Work to complete: Please print every record below exactly as it appears.

═════ Record excerpts

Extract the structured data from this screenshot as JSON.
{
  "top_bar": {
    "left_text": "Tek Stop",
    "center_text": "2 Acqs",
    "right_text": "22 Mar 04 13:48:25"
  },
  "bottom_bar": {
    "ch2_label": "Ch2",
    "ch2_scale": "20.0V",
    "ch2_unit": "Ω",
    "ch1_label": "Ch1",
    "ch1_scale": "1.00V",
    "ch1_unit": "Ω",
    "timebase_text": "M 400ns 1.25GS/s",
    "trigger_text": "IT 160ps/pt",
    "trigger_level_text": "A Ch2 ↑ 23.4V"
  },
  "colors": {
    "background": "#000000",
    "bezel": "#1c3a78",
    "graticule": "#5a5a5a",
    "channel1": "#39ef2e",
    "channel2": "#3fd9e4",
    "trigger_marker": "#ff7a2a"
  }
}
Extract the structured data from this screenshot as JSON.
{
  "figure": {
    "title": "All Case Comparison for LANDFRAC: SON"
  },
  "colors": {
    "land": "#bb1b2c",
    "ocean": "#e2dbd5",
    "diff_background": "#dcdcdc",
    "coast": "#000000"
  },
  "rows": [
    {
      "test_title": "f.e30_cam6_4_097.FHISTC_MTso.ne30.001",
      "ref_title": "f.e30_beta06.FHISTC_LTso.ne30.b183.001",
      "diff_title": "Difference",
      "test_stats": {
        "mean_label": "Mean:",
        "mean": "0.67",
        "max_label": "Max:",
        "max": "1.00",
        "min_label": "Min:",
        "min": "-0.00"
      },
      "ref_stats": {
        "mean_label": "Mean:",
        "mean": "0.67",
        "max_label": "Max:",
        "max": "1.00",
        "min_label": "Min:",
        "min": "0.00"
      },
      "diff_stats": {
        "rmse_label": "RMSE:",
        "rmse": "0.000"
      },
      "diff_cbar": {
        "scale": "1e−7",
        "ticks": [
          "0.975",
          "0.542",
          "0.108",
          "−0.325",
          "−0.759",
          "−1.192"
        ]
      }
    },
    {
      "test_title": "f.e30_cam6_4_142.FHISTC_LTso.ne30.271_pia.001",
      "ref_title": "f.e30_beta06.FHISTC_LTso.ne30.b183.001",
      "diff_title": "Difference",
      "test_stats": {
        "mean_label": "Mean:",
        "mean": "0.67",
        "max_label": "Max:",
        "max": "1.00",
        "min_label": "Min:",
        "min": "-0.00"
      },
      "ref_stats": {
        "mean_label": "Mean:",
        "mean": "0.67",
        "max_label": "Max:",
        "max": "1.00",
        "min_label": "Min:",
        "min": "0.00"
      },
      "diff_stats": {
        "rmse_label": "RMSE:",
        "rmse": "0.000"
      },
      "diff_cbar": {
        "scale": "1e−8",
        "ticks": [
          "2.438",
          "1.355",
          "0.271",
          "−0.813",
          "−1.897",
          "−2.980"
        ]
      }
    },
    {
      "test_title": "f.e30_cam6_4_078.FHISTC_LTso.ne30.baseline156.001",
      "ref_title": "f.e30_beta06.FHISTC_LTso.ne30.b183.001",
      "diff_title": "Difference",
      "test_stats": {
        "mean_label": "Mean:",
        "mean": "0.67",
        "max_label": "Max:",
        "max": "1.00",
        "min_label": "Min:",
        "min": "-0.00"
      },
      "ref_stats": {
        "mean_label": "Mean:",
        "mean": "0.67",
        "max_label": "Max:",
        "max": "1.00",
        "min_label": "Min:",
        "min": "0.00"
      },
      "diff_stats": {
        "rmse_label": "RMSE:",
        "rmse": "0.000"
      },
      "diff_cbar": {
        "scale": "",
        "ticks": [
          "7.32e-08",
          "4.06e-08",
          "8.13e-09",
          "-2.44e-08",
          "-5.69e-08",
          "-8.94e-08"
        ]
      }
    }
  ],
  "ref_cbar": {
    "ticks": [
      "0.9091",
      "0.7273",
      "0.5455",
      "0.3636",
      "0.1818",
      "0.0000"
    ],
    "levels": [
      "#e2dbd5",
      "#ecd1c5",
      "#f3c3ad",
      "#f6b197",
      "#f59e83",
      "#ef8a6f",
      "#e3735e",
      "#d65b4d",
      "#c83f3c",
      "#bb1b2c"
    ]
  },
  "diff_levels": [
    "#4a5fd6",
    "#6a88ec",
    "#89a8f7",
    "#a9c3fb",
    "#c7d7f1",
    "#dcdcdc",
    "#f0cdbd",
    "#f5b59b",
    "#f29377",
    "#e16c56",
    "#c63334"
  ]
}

══════════

Exercise result:
Extract the structured data from this screenshot as JSON.
{
  "top_bar": {
    "left_text": "Tek Stop",
    "center_text": "2 Acqs",
    "right_text": "22 Mar 04 13:48:25"
  },
  "bottom_bar": {
    "ch2_label": "Ch2",
    "ch2_scale": "20.0V",
    "ch2_unit": "Ω",
    "ch1_label": "Ch1",
    "ch1_scale": "1.00V",
    "ch1_unit": "Ω",
    "timebase_text": "M 400ns 1.25GS/s",
    "trigger_text": "IT 160ps/pt",
    "trigger_level_text": "A Ch2 ↑ 23.4V"
  },
  "colors": {
    "background": "#000000",
    "bezel": "#1c3a78",
    "graticule": "#5a5a5a",
    "channel1": "#39ef2e",
    "channel2": "#3fd9e4",
    "trigger_marker": "#ff7a2a"
  }
}
Extract the structured data from this screenshot as JSON.
{
  "figure": {
    "title": "All Case Comparison for LANDFRAC: SON"
  },
  "colors": {
    "land": "#bb1b2c",
    "ocean": "#e2dbd5",
    "diff_background": "#dcdcdc",
    "coast": "#000000"
  },
  "rows": [
    {
      "test_title": "f.e30_cam6_4_097.FHISTC_MTso.ne30.001",
      "ref_title": "f.e30_beta06.FHISTC_LTso.ne30.b183.001",
      "diff_title": "Difference",
      "test_stats": {
        "mean_label": "Mean:",
        "mean": "0.67",
        "max_label": "Max:",
        "max": "1.00",
        "min_label": "Min:",
        "min": "-0.00"
      },
      "ref_stats": {
        "mean_label": "Mean:",
        "mean": "0.67",
        "max_label": "Max:",
        "max": "1.00",
        "min_label": "Min:",
        "min": "0.00"
      },
      "diff_stats": {
        "rmse_label": "RMSE:",
        "rmse": "0.000"
      },
      "diff_cbar": {
        "scale": "1e−7",
        "ticks": [
          "0.975",
          "0.542",
          "0.108",
          "−0.325",
          "−0.759",
          "−1.192"
        ]
      }
    },
    {
      "test_title": "f.e30_cam6_4_142.FHISTC_LTso.ne30.271_pia.001",
      "ref_title": "f.e30_beta06.FHISTC_LTso.ne30.b183.001",
      "diff_title": "Difference",
      "test_stats": {
        "mean_label": "Mean:",
        "mean": "0.67",
        "max_label": "Max:",
        "max": "1.00",
        "min_label": "Min:",
        "min": "-0.00"
      },
      "ref_stats": {
        "mean_label": "Mean:",
        "mean": "0.67",
        "max_label": "Max:",
        "max": "1.00",
        "min_label": "Min:",
        "min": "0.00"
      },
      "diff_stats": {
        "rmse_label": "RMSE:",
        "rmse": "0.000"
      },
      "diff_cbar": {
        "scale": "1e−8",
        "ticks": [
          "2.438",
          "1.355",
          "0.271",
          "−0.813",
          "−1.897",
          "−2.980"
        ]
      }
    },
    {
      "test_title": "f.e30_cam6_4_078.FHISTC_LTso.ne30.baseline156.001",
      "ref_title": "f.e30_beta06.FHISTC_LTso.ne30.b183.001",
      "diff_title": "Difference",
      "test_stats": {
        "mean_label": "Mean:",
        "mean": "0.67",
        "max_label": "Max:",
        "max": "1.00",
        "min_label": "Min:",
        "min": "-0.00"
      },
      "ref_stats": {
        "mean_label": "Mean:",
        "mean": "0.67",
        "max_label": "Max:",
        "max": "1.00",
        "min_label": "Min:",
        "min": "0.00"
      },
      "diff_stats": {
        "rmse_label": "RMSE:",
        "rmse": "0.000"
      },
      "diff_cbar": {
        "scale": "",
        "ticks": [
          "7.32e-08",
          "4.06e-08",
          "8.13e-09",
          "-2.44e-08",
          "-5.69e-08",
          "-8.94e-08"
        ]
      }
    }
  ],
  "ref_cbar": {
    "ticks": [
      "0.9091",
      "0.7273",
      "0.5455",
      "0.3636",
      "0.1818",
      "0.0000"
    ],
    "levels": [
      "#e2dbd5",
      "#ecd1c5",
      "#f3c3ad",
      "#f6b197",
      "#f59e83",
      "#ef8a6f",
      "#e3735e",
      "#d65b4d",
      "#c83f3c",
      "#bb1b2c"
    ]
  },
  "diff_levels": [
    "#4a5fd6",
    "#6a88ec",
    "#89a8f7",
    "#a9c3fb",
    "#c7d7f1",
    "#dcdcdc",
    "#f0cdbd",
    "#f5b59b",
    "#f29377",
    "#e16c56",
    "#c63334"
  ]
}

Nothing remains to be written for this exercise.